- _Extracted data entries_
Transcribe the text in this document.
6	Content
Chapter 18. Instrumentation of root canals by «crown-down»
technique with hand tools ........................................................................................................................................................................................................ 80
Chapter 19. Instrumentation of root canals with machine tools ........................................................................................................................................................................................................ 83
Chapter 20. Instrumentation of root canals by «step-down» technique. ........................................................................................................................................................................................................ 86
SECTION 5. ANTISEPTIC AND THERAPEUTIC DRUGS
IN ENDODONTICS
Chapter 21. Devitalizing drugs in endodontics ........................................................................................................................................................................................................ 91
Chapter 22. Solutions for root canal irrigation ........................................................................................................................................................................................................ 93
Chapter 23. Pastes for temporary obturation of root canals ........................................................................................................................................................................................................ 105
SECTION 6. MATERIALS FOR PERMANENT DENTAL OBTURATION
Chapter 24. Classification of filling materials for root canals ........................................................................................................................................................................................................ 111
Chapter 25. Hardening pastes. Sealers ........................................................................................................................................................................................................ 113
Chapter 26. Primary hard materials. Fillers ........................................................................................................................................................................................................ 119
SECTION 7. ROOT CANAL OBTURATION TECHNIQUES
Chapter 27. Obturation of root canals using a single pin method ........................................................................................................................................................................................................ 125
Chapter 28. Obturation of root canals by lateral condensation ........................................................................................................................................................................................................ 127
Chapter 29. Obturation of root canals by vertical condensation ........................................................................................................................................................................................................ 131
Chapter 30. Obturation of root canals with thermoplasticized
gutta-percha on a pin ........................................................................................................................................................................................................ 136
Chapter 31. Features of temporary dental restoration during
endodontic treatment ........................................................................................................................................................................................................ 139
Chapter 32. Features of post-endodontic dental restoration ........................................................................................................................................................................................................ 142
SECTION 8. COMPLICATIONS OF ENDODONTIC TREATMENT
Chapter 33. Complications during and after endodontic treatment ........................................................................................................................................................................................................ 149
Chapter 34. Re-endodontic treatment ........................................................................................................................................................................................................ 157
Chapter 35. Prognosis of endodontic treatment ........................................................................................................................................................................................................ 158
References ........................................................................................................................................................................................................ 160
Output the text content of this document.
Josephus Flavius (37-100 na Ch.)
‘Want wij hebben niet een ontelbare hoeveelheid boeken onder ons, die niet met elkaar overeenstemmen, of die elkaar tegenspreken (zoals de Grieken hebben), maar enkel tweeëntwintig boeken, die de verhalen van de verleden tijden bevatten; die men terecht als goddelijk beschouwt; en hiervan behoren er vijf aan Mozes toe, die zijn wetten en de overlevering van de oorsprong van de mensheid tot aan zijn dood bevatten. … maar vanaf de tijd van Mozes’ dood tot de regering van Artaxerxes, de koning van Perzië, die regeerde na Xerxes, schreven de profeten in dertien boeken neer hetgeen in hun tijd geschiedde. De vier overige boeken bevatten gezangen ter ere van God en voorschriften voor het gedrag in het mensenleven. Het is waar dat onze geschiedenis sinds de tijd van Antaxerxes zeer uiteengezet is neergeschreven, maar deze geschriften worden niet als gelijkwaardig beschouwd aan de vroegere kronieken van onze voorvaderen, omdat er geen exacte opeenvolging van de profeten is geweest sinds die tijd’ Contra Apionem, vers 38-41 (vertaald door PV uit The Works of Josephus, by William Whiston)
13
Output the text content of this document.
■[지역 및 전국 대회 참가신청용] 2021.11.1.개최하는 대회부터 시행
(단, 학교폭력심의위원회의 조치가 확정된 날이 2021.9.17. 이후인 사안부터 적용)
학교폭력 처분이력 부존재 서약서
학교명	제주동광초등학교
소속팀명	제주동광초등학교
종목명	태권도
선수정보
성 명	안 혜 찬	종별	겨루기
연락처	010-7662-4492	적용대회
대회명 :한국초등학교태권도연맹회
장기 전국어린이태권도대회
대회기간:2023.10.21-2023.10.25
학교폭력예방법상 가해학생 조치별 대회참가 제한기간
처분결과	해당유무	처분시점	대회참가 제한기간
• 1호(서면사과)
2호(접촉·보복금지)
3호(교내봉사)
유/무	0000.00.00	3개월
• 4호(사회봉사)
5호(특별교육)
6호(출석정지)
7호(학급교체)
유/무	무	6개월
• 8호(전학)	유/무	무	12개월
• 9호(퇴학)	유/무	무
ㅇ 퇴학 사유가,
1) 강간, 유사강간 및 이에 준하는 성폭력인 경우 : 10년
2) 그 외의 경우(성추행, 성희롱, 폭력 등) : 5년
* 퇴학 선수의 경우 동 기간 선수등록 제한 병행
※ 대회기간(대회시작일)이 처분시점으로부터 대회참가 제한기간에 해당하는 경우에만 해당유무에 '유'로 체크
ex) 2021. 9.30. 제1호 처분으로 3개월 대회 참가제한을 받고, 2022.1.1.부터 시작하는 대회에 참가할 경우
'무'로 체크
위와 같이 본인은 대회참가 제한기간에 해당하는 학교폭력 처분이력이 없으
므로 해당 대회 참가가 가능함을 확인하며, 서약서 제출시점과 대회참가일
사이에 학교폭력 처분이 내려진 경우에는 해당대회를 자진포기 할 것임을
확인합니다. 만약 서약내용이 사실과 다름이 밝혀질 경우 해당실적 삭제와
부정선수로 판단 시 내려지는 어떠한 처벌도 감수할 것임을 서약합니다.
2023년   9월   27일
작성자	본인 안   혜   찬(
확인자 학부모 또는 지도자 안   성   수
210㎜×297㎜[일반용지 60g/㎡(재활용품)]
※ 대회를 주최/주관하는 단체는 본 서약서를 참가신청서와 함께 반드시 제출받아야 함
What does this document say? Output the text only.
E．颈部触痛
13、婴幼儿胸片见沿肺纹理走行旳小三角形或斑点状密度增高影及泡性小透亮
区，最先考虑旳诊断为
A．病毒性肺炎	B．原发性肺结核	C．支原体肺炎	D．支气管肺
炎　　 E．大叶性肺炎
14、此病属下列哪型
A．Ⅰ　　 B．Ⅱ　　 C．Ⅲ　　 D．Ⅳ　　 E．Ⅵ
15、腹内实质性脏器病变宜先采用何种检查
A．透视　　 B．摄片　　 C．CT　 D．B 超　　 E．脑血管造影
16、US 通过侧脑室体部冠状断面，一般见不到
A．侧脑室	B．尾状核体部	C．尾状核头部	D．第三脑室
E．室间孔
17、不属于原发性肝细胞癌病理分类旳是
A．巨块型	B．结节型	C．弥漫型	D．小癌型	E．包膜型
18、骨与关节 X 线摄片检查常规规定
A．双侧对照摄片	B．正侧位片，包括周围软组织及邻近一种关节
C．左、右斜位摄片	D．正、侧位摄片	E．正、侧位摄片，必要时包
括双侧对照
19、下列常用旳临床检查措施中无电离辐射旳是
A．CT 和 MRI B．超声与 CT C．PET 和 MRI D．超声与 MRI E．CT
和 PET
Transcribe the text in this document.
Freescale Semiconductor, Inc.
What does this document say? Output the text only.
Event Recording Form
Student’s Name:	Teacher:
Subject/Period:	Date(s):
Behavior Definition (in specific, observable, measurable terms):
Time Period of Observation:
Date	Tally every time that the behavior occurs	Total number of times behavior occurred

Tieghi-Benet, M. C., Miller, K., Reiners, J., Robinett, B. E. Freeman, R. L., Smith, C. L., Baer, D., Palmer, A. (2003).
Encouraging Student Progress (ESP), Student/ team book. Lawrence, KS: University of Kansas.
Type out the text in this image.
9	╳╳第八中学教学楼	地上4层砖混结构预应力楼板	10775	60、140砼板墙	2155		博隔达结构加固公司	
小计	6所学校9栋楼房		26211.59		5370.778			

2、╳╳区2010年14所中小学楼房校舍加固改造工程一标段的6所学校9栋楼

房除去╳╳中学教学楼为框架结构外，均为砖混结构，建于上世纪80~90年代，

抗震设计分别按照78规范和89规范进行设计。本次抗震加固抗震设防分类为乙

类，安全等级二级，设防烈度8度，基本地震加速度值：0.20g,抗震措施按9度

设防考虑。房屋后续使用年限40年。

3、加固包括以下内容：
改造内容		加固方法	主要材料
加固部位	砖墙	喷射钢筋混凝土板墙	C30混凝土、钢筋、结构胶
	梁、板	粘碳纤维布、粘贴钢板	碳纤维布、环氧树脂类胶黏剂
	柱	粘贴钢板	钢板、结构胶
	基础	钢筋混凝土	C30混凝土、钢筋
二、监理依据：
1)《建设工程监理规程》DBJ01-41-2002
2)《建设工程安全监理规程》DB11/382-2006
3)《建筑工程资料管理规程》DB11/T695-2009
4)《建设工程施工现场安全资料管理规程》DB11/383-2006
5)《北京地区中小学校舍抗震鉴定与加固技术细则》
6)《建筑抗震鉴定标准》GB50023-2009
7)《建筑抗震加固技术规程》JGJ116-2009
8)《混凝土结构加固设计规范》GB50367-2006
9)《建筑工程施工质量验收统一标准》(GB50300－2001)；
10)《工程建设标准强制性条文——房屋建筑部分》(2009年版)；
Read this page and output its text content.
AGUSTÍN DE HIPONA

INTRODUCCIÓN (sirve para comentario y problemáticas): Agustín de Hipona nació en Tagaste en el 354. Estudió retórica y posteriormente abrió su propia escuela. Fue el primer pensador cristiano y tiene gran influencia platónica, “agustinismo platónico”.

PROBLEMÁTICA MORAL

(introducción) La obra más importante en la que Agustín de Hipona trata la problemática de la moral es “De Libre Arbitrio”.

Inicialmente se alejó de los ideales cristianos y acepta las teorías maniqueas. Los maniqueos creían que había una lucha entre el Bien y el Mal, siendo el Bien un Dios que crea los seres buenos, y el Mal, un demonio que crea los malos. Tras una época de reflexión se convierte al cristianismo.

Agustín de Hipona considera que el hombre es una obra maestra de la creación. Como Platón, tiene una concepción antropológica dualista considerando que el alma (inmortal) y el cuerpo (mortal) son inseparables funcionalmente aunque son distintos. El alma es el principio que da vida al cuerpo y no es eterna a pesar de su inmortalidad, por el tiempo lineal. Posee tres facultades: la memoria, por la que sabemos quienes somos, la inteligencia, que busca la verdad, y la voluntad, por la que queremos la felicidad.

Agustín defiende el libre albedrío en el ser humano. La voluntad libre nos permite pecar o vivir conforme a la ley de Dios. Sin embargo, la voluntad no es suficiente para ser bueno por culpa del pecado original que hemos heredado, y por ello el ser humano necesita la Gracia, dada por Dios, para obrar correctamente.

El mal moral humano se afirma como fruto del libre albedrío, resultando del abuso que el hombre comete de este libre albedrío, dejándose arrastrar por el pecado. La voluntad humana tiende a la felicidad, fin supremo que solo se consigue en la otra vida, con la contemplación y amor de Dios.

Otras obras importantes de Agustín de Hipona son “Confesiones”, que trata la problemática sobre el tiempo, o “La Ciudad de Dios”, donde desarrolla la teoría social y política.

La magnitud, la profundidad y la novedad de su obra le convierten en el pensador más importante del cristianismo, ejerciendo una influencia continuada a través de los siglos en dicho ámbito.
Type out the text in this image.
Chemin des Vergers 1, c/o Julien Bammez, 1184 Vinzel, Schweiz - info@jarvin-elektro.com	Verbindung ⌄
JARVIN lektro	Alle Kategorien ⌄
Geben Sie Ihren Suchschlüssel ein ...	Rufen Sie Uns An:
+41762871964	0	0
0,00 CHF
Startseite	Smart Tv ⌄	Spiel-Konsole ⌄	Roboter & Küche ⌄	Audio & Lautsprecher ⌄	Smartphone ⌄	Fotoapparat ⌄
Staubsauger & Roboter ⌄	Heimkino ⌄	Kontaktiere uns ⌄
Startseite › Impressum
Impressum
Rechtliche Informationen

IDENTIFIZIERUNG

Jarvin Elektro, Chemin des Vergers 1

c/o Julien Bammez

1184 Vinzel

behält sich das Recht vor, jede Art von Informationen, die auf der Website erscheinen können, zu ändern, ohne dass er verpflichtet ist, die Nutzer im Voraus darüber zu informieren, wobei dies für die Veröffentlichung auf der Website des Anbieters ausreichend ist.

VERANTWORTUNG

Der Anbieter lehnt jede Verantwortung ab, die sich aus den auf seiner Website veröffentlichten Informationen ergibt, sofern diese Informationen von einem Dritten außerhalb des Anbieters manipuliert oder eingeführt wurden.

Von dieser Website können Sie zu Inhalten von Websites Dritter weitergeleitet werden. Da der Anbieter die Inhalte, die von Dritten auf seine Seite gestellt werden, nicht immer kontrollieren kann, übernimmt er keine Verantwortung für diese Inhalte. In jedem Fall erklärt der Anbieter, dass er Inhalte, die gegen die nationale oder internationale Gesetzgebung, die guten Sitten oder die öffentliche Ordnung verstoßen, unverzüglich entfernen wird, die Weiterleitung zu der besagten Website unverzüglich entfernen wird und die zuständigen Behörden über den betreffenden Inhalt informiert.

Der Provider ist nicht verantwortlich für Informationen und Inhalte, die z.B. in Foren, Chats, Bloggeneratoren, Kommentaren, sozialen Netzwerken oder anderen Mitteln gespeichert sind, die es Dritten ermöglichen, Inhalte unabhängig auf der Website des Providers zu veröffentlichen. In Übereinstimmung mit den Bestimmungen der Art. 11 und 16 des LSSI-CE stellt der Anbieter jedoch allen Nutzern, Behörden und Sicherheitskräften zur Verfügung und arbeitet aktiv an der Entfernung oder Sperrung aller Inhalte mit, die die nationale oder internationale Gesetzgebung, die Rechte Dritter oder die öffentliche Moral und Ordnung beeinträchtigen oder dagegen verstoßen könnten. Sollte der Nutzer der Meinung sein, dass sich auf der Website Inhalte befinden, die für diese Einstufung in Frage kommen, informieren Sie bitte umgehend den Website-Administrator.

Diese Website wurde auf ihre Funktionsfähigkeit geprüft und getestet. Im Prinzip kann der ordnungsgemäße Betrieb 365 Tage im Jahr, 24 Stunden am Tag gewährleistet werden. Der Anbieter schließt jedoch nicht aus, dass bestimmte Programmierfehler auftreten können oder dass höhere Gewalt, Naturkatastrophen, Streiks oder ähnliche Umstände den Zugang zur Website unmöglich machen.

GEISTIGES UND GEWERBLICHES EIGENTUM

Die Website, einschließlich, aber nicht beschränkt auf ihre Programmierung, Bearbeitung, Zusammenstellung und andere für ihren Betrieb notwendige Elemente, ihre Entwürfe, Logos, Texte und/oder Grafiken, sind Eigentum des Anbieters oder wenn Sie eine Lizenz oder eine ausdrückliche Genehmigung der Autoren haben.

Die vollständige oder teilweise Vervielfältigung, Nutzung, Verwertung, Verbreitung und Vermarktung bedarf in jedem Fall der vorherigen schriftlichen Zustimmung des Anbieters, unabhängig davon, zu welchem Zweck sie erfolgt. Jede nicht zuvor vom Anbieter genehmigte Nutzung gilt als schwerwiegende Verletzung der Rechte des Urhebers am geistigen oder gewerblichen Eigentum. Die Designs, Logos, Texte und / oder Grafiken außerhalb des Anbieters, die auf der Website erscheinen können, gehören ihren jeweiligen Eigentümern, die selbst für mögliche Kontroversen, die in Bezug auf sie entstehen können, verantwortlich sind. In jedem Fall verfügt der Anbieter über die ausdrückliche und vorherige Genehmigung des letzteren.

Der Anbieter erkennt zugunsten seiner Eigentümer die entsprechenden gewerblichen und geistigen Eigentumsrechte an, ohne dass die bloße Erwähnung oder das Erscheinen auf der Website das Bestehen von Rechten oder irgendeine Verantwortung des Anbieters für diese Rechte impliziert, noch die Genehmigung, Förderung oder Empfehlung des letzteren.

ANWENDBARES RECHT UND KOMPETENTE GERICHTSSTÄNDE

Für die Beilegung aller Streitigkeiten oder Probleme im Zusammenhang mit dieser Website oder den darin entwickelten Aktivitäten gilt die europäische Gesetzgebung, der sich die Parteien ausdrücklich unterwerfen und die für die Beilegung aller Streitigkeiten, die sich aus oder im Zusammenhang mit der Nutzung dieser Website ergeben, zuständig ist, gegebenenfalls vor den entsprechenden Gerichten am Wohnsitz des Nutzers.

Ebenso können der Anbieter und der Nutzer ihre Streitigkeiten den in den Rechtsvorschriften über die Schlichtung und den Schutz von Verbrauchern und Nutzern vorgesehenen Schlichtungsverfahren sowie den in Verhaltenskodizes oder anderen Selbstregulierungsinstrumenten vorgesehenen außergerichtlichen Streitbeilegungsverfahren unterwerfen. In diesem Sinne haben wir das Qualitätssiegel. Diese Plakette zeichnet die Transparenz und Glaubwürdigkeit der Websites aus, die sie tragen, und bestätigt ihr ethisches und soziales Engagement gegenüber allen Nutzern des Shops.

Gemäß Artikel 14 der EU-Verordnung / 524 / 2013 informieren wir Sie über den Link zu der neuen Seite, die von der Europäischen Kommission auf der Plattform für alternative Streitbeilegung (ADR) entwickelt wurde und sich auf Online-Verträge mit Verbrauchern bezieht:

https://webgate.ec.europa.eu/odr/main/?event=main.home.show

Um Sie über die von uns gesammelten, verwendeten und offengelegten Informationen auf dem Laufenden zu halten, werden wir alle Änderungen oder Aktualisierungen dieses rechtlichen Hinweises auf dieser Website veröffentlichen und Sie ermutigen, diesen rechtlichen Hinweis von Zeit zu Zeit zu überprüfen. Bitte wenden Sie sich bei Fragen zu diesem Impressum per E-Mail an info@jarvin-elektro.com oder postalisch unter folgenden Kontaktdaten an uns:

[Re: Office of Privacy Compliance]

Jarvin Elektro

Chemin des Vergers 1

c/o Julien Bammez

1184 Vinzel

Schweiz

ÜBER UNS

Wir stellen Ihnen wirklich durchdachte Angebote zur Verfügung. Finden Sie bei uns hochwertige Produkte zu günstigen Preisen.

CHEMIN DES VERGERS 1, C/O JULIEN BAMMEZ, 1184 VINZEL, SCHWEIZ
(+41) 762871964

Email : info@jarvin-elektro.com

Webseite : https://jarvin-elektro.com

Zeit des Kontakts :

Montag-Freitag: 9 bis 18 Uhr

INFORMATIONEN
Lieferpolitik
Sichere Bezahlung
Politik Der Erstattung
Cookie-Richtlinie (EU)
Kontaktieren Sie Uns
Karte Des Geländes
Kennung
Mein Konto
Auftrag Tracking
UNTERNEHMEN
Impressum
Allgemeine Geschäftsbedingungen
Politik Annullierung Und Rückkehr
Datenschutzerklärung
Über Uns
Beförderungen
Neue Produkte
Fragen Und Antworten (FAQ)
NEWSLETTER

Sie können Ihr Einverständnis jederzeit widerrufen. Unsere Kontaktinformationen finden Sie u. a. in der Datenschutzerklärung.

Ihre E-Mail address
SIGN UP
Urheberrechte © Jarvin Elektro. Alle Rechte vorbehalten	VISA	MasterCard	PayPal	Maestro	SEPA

- _Written problem_
Within the listing above, find every line containing the string "https" and return it.

- _Output_
https://webgate.ec.europa.eu/odr/main/?event=main.home.show
Webseite : https://jarvin-elektro.com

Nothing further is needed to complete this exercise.